### Stated goal
Check each line for the word "环境设计" and give how many have it. Say nothing else.

### Records to use
::::

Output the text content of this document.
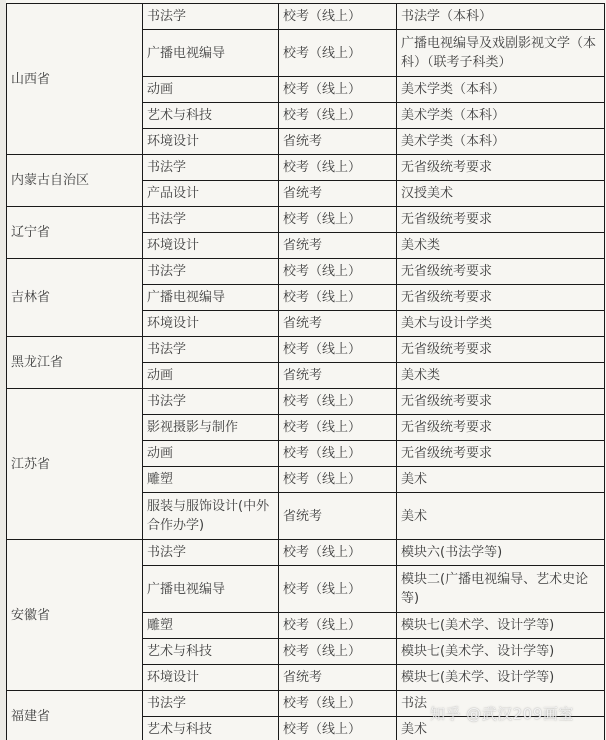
山西省	书法学	校考（线上）	书法学（本科）
	广播电视编导	校考（线上）	广播电视编导及戏剧影视文学（本科）（联考子科类）
	动画	校考（线上）	美术学类（本科）
	艺术与科技	校考（线上）	美术学类（本科）
	环境设计	省统考	美术学类（本科）
内蒙古自治区	书法学	校考（线上）	无省级统考要求
	产品设计	省统考	汉授美术
辽宁省	书法学	校考（线上）	无省级统考要求
	环境设计	省统考	美术类
吉林省	书法学	校考（线上）	无省级统考要求
	广播电视编导	校考（线上）	无省级统考要求
	环境设计	省统考	美术与设计学类
黑龙江省	书法学	校考（线上）	无省级统考要求
	动画	省统考	美术类
江苏省	书法学	校考（线上）	无省级统考要求
	影视摄影与制作	校考（线上）	无省级统考要求
	动画	校考（线上）	无省级统考要求
	雕塑	校考（线上）	美术
	服装与服饰设计(中外合作办学)	省统考	美术
安徽省	书法学	校考（线上）	模块六(书法学等)
	广播电视编导	校考（线上）	模块二(广播电视编导、艺术史论等)
	雕塑	校考（线上）	模块七(美术学、设计学等)
	艺术与科技	校考（线上）	模块七(美术学、设计学等)
	环境设计	省统考	模块七(美术学、设计学等)
福建省	书法学	校考（线上）	书法
	艺术与科技	校考（线上）	美术
知乎 @武汉209画室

::::

### Worked answer
4